#### Problem to work on
State how many lines in the records hold the word "Price", giving the number and no other text.

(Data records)

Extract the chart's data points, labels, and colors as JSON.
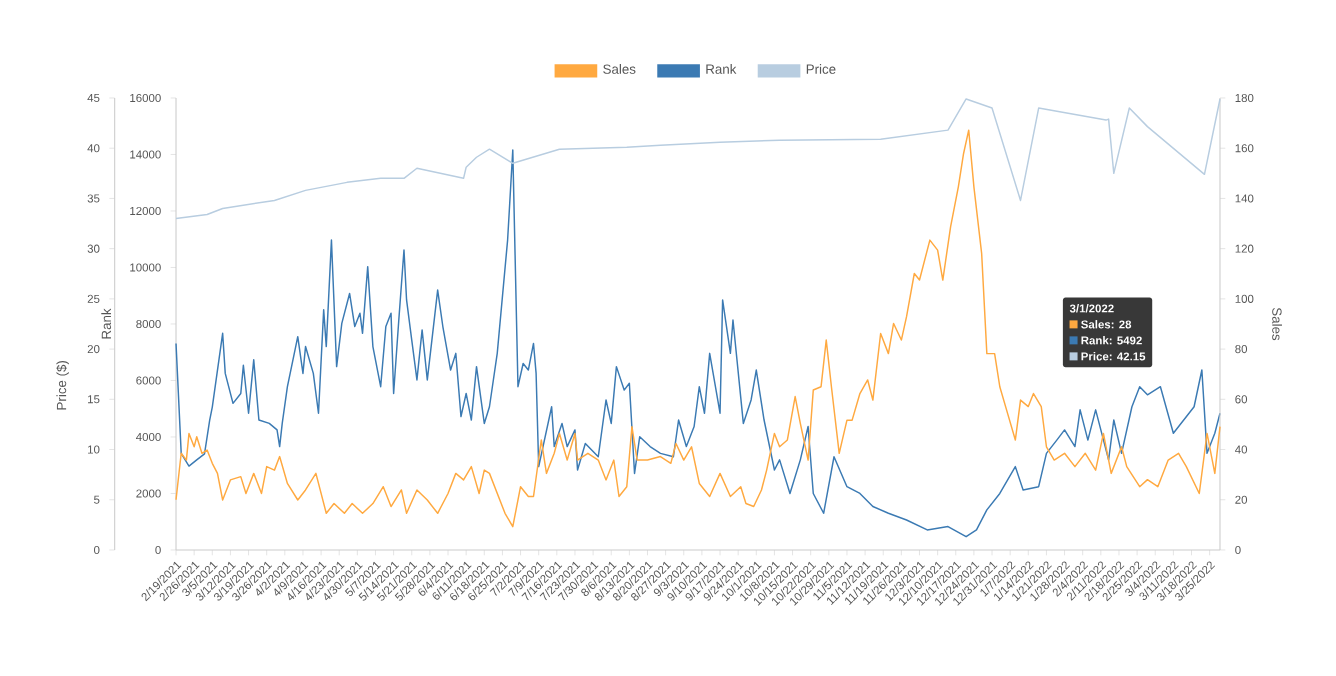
{
  "chart_data": {
    "type": "line",
    "legend": "top",
    "xlim": [
      "2021-02-19",
      "2022-03-29"
    ],
    "xticks": [
      {
        "value": "2021-02-19",
        "label": "2/19/2021"
      },
      {
        "value": "2021-02-26",
        "label": "2/26/2021"
      },
      {
        "value": "2021-03-05",
        "label": "3/5/2021"
      },
      {
        "value": "2021-03-12",
        "label": "3/12/2021"
      },
      {
        "value": "2021-03-19",
        "label": "3/19/2021"
      },
      {
        "value": "2021-03-26",
        "label": "3/26/2021"
      },
      {
        "value": "2021-04-02",
        "label": "4/2/2021"
      },
      {
        "value": "2021-04-09",
        "label": "4/9/2021"
      },
      {
        "value": "2021-04-16",
        "label": "4/16/2021"
      },
      {
        "value": "2021-04-23",
        "label": "4/23/2021"
      },
      {
        "value": "2021-04-30",
        "label": "4/30/2021"
      },
      {
        "value": "2021-05-07",
        "label": "5/7/2021"
      },
      {
        "value": "2021-05-14",
        "label": "5/14/2021"
      },
      {
        "value": "2021-05-21",
        "label": "5/21/2021"
      },
      {
        "value": "2021-05-28",
        "label": "5/28/2021"
      },
      {
        "value": "2021-06-04",
        "label": "6/4/2021"
      },
      {
        "value": "2021-06-11",
        "label": "6/11/2021"
      },
      {
        "value": "2021-06-18",
        "label": "6/18/2021"
      },
      {
        "value": "2021-06-25",
        "label": "6/25/2021"
      },
      {
        "value": "2021-07-02",
        "label": "7/2/2021"
      },
      {
        "value": "2021-07-09",
        "label": "7/9/2021"
      },
      {
        "value": "2021-07-16",
        "label": "7/16/2021"
      },
      {
        "value": "2021-07-23",
        "label": "7/23/2021"
      },
      {
        "value": "2021-07-30",
        "label": "7/30/2021"
      },
      {
        "value": "2021-08-06",
        "label": "8/6/2021"
      },
      {
        "value": "2021-08-13",
        "label": "8/13/2021"
      },
      {
        "value": "2021-08-20",
        "label": "8/20/2021"
      },
      {
        "value": "2021-08-27",
        "label": "8/27/2021"
      },
      {
        "value": "2021-09-03",
        "label": "9/3/2021"
      },
      {
        "value": "2021-09-10",
        "label": "9/10/2021"
      },
      {
        "value": "2021-09-17",
        "label": "9/17/2021"
      },
      {
        "value": "2021-09-24",
        "label": "9/24/2021"
      },
      {
        "value": "2021-10-01",
        "label": "10/1/2021"
      },
      {
        "value": "2021-10-08",
        "label": "10/8/2021"
      },
      {
        "value": "2021-10-15",
        "label": "10/15/2021"
      },
      {
        "value": "2021-10-22",
        "label": "10/22/2021"
      },
      {
        "value": "2021-10-29",
        "label": "10/29/2021"
      },
      {
        "value": "2021-11-05",
        "label": "11/5/2021"
      },
      {
        "value": "2021-11-12",
        "label": "11/12/2021"
      },
      {
        "value": "2021-11-19",
        "label": "11/19/2021"
      },
      {
        "value": "2021-11-26",
        "label": "11/26/2021"
      },
      {
        "value": "2021-12-03",
        "label": "12/3/2021"
      },
      {
        "value": "2021-12-10",
        "label": "12/10/2021"
      },
      {
        "value": "2021-12-17",
        "label": "12/17/2021"
      },
      {
        "value": "2021-12-24",
        "label": "12/24/2021"
      },
      {
        "value": "2021-12-31",
        "label": "12/31/2021"
      },
      {
        "value": "2022-01-07",
        "label": "1/7/2022"
      },
      {
        "value": "2022-01-14",
        "label": "1/14/2022"
      },
      {
        "value": "2022-01-21",
        "label": "1/21/2022"
      },
      {
        "value": "2022-01-28",
        "label": "1/28/2022"
      },
      {
        "value": "2022-02-04",
        "label": "2/4/2022"
      },
      {
        "value": "2022-02-11",
        "label": "2/11/2022"
      },
      {
        "value": "2022-02-18",
        "label": "2/18/2022"
      },
      {
        "value": "2022-02-25",
        "label": "2/25/2022"
      },
      {
        "value": "2022-03-04",
        "label": "3/4/2022"
      },
      {
        "value": "2022-03-11",
        "label": "3/11/2022"
      },
      {
        "value": "2022-03-18",
        "label": "3/18/2022"
      },
      {
        "value": "2022-03-25",
        "label": "3/25/2022"
      }
    ],
    "ylabel": "Rank",
    "ylim": [
      0,
      16000
    ],
    "yticks": [
      0,
      2000,
      4000,
      6000,
      8000,
      10000,
      12000,
      14000,
      16000
    ],
    "y2label": "Sales",
    "y2lim": [
      0,
      180
    ],
    "y2ticks": [
      0,
      20,
      40,
      60,
      80,
      100,
      120,
      140,
      160,
      180
    ],
    "y3label": "Price ($)",
    "y3lim": [
      0,
      45
    ],
    "y3ticks": [
      0,
      5,
      10,
      15,
      20,
      25,
      30,
      35,
      40,
      45
    ],
    "annotations": [
      "3/1/2022",
      "Sales: 28",
      "Rank: 5492",
      "Price: 42.15"
    ],
    "series": [
      {
        "name": "Sales",
        "color": "#ffa940",
        "axis": "y2",
        "x": [
          "2021-02-19",
          "2021-02-21",
          "2021-02-23",
          "2021-02-24",
          "2021-02-26",
          "2021-02-27",
          "2021-03-01",
          "2021-03-03",
          "2021-03-05",
          "2021-03-07",
          "2021-03-09",
          "2021-03-12",
          "2021-03-16",
          "2021-03-18",
          "2021-03-21",
          "2021-03-24",
          "2021-03-26",
          "2021-03-29",
          "2021-03-31",
          "2021-04-03",
          "2021-04-07",
          "2021-04-10",
          "2021-04-14",
          "2021-04-18",
          "2021-04-21",
          "2021-04-25",
          "2021-04-28",
          "2021-05-02",
          "2021-05-06",
          "2021-05-10",
          "2021-05-13",
          "2021-05-17",
          "2021-05-19",
          "2021-05-23",
          "2021-05-27",
          "2021-05-31",
          "2021-06-04",
          "2021-06-07",
          "2021-06-10",
          "2021-06-13",
          "2021-06-16",
          "2021-06-18",
          "2021-06-20",
          "2021-06-26",
          "2021-06-29",
          "2021-07-02",
          "2021-07-05",
          "2021-07-07",
          "2021-07-10",
          "2021-07-12",
          "2021-07-15",
          "2021-07-17",
          "2021-07-20",
          "2021-07-23",
          "2021-07-24",
          "2021-07-28",
          "2021-08-01",
          "2021-08-04",
          "2021-08-07",
          "2021-08-09",
          "2021-08-12",
          "2021-08-14",
          "2021-08-16",
          "2021-08-20",
          "2021-08-25",
          "2021-08-29",
          "2021-08-31",
          "2021-09-03",
          "2021-09-06",
          "2021-09-09",
          "2021-09-13",
          "2021-09-17",
          "2021-09-21",
          "2021-09-25",
          "2021-09-27",
          "2021-09-30",
          "2021-10-03",
          "2021-10-05",
          "2021-10-08",
          "2021-10-10",
          "2021-10-13",
          "2021-10-16",
          "2021-10-18",
          "2021-10-21",
          "2021-10-23",
          "2021-10-26",
          "2021-10-28",
          "2021-10-30",
          "2021-11-02",
          "2021-11-05",
          "2021-11-07",
          "2021-11-10",
          "2021-11-13",
          "2021-11-15",
          "2021-11-18",
          "2021-11-21",
          "2021-11-23",
          "2021-11-26",
          "2021-11-28",
          "2021-12-01",
          "2021-12-03",
          "2021-12-07",
          "2021-12-10",
          "2021-12-12",
          "2021-12-15",
          "2021-12-18",
          "2021-12-20",
          "2021-12-22",
          "2021-12-24",
          "2021-12-27",
          "2021-12-29",
          "2022-01-01",
          "2022-01-03",
          "2022-01-06",
          "2022-01-09",
          "2022-01-11",
          "2022-01-14",
          "2022-01-16",
          "2022-01-19",
          "2022-01-21",
          "2022-01-24",
          "2022-01-28",
          "2022-02-01",
          "2022-02-05",
          "2022-02-09",
          "2022-02-12",
          "2022-02-15",
          "2022-02-19",
          "2022-02-21",
          "2022-02-26",
          "2022-03-01",
          "2022-03-05",
          "2022-03-09",
          "2022-03-13",
          "2022-03-16",
          "2022-03-21",
          "2022-03-24",
          "2022-03-27",
          "2022-03-29"
        ],
        "values": [
          20,
          38.5,
          35.8,
          46.4,
          41.1,
          45.1,
          38.5,
          39.8,
          34.5,
          30.5,
          19.9,
          27.9,
          29.2,
          22.5,
          30.5,
          22.5,
          33.2,
          31.8,
          37.2,
          26.5,
          19.9,
          23.9,
          30.5,
          14.6,
          18.5,
          14.6,
          18.5,
          14.6,
          18.5,
          25.2,
          17.3,
          23.9,
          14.6,
          23.9,
          19.9,
          14.6,
          22.5,
          30.5,
          27.9,
          33.2,
          22.5,
          31.8,
          30.5,
          14.6,
          9.3,
          25.2,
          21.3,
          21.3,
          43.8,
          30.5,
          38.5,
          46.4,
          35.8,
          46.4,
          35.8,
          38.5,
          35.8,
          27.9,
          35.8,
          21.3,
          25.2,
          49.1,
          35.8,
          35.8,
          37.2,
          34.5,
          42.4,
          35.8,
          41.1,
          26.5,
          21.3,
          30.5,
          21.3,
          25.2,
          18.5,
          17.3,
          23.9,
          31.8,
          46.4,
          41.1,
          43.8,
          61.1,
          50.4,
          35.8,
          63.7,
          65,
          83.6,
          65,
          38.5,
          51.7,
          51.7,
          62.3,
          67.7,
          59.7,
          86.2,
          78.2,
          90.2,
          83.6,
          92.9,
          110.1,
          107.5,
          123.4,
          119.4,
          107.5,
          128.7,
          144.6,
          157.8,
          167.2,
          144.6,
          118,
          78.2,
          78.2,
          65,
          54.4,
          43.8,
          59.7,
          57.1,
          62.3,
          57.1,
          41.1,
          35.8,
          38.5,
          33.2,
          38.5,
          31.8,
          46.4,
          30.5,
          41.1,
          33.2,
          25.2,
          28,
          25.2,
          35.8,
          38.5,
          33.2,
          22.5,
          46.4,
          30.5,
          49.1
        ]
      },
      {
        "name": "Rank",
        "color": "#3b7ab3",
        "axis": "y",
        "x": [
          "2021-02-19",
          "2021-02-21",
          "2021-02-24",
          "2021-02-27",
          "2021-03-02",
          "2021-03-04",
          "2021-03-05",
          "2021-03-09",
          "2021-03-10",
          "2021-03-13",
          "2021-03-16",
          "2021-03-17",
          "2021-03-19",
          "2021-03-21",
          "2021-03-23",
          "2021-03-27",
          "2021-03-30",
          "2021-03-31",
          "2021-04-01",
          "2021-04-03",
          "2021-04-07",
          "2021-04-09",
          "2021-04-10",
          "2021-04-13",
          "2021-04-15",
          "2021-04-17",
          "2021-04-18",
          "2021-04-20",
          "2021-04-22",
          "2021-04-24",
          "2021-04-27",
          "2021-04-29",
          "2021-05-01",
          "2021-05-02",
          "2021-05-04",
          "2021-05-06",
          "2021-05-09",
          "2021-05-11",
          "2021-05-13",
          "2021-05-14",
          "2021-05-16",
          "2021-05-18",
          "2021-05-19",
          "2021-05-21",
          "2021-05-23",
          "2021-05-25",
          "2021-05-27",
          "2021-05-31",
          "2021-06-02",
          "2021-06-05",
          "2021-06-07",
          "2021-06-09",
          "2021-06-11",
          "2021-06-13",
          "2021-06-15",
          "2021-06-18",
          "2021-06-20",
          "2021-06-23",
          "2021-06-27",
          "2021-06-29",
          "2021-07-01",
          "2021-07-03",
          "2021-07-05",
          "2021-07-07",
          "2021-07-08",
          "2021-07-09",
          "2021-07-14",
          "2021-07-15",
          "2021-07-18",
          "2021-07-20",
          "2021-07-23",
          "2021-07-24",
          "2021-07-27",
          "2021-08-01",
          "2021-08-04",
          "2021-08-06",
          "2021-08-08",
          "2021-08-11",
          "2021-08-13",
          "2021-08-15",
          "2021-08-17",
          "2021-08-21",
          "2021-08-25",
          "2021-08-30",
          "2021-09-01",
          "2021-09-04",
          "2021-09-07",
          "2021-09-09",
          "2021-09-11",
          "2021-09-13",
          "2021-09-17",
          "2021-09-18",
          "2021-09-21",
          "2021-09-22",
          "2021-09-26",
          "2021-09-29",
          "2021-10-01",
          "2021-10-04",
          "2021-10-08",
          "2021-10-10",
          "2021-10-14",
          "2021-10-18",
          "2021-10-21",
          "2021-10-23",
          "2021-10-27",
          "2021-10-31",
          "2021-11-05",
          "2021-11-10",
          "2021-11-15",
          "2021-11-21",
          "2021-11-28",
          "2021-12-06",
          "2021-12-14",
          "2021-12-21",
          "2021-12-25",
          "2021-12-29",
          "2022-01-03",
          "2022-01-09",
          "2022-01-12",
          "2022-01-18",
          "2022-01-21",
          "2022-01-25",
          "2022-01-28",
          "2022-02-01",
          "2022-02-03",
          "2022-02-06",
          "2022-02-09",
          "2022-02-14",
          "2022-02-16",
          "2022-02-19",
          "2022-02-23",
          "2022-02-26",
          "2022-03-01",
          "2022-03-06",
          "2022-03-11",
          "2022-03-15",
          "2022-03-19",
          "2022-03-22",
          "2022-03-24",
          "2022-03-27",
          "2022-03-29"
        ],
        "values": [
          7310,
          3420,
          2970,
          3190,
          3400,
          4600,
          5060,
          7670,
          6250,
          5190,
          5540,
          6540,
          4840,
          6730,
          4600,
          4480,
          4250,
          3660,
          4480,
          5780,
          7550,
          6250,
          7200,
          6250,
          4840,
          8500,
          7200,
          10970,
          6490,
          8020,
          9080,
          7910,
          8380,
          7670,
          10030,
          7200,
          5780,
          7910,
          8380,
          5540,
          8140,
          10620,
          8850,
          7430,
          6020,
          7790,
          6020,
          9200,
          7910,
          6370,
          6960,
          4720,
          5540,
          4600,
          6490,
          4480,
          5070,
          6960,
          10970,
          14160,
          5780,
          6600,
          6370,
          7310,
          6250,
          2950,
          5070,
          3660,
          4480,
          3660,
          4250,
          2830,
          3770,
          3300,
          5310,
          4480,
          6490,
          5660,
          5900,
          2710,
          4010,
          3660,
          3420,
          3300,
          4600,
          3660,
          4370,
          5780,
          4840,
          6960,
          4840,
          8850,
          6960,
          8140,
          4480,
          5310,
          6370,
          4600,
          2830,
          3190,
          2000,
          3190,
          4370,
          2000,
          1300,
          3300,
          2240,
          2000,
          1540,
          1300,
          1060,
          710,
          830,
          470,
          710,
          1420,
          2000,
          2950,
          2120,
          2240,
          3420,
          3890,
          4250,
          3660,
          4960,
          3890,
          4960,
          3190,
          4600,
          3420,
          5070,
          5780,
          5492,
          5780,
          4130,
          4600,
          5070,
          6370,
          3420,
          4130,
          4840
        ]
      },
      {
        "name": "Price",
        "color": "#b8cde0",
        "axis": "y3",
        "x": [
          "2021-02-19",
          "2021-03-03",
          "2021-03-09",
          "2021-03-29",
          "2021-04-10",
          "2021-04-26",
          "2021-05-09",
          "2021-05-18",
          "2021-05-23",
          "2021-06-10",
          "2021-06-11",
          "2021-06-15",
          "2021-06-20",
          "2021-06-29",
          "2021-07-17",
          "2021-08-12",
          "2021-08-25",
          "2021-09-17",
          "2021-10-10",
          "2021-11-18",
          "2021-12-14",
          "2021-12-21",
          "2021-12-31",
          "2022-01-11",
          "2022-01-18",
          "2022-02-13",
          "2022-02-14",
          "2022-02-16",
          "2022-02-22",
          "2022-03-01",
          "2022-03-23",
          "2022-03-29"
        ],
        "values": [
          33.0,
          33.4,
          34.0,
          34.8,
          35.8,
          36.6,
          37.0,
          37.0,
          38.0,
          37.0,
          38.1,
          39.1,
          39.9,
          38.5,
          39.9,
          40.1,
          40.3,
          40.6,
          40.8,
          40.9,
          41.8,
          44.9,
          44.0,
          34.8,
          44.0,
          42.8,
          42.9,
          37.5,
          44.0,
          42.15,
          37.4,
          44.9
        ]
      }
    ]
  }
}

#### Complete output
3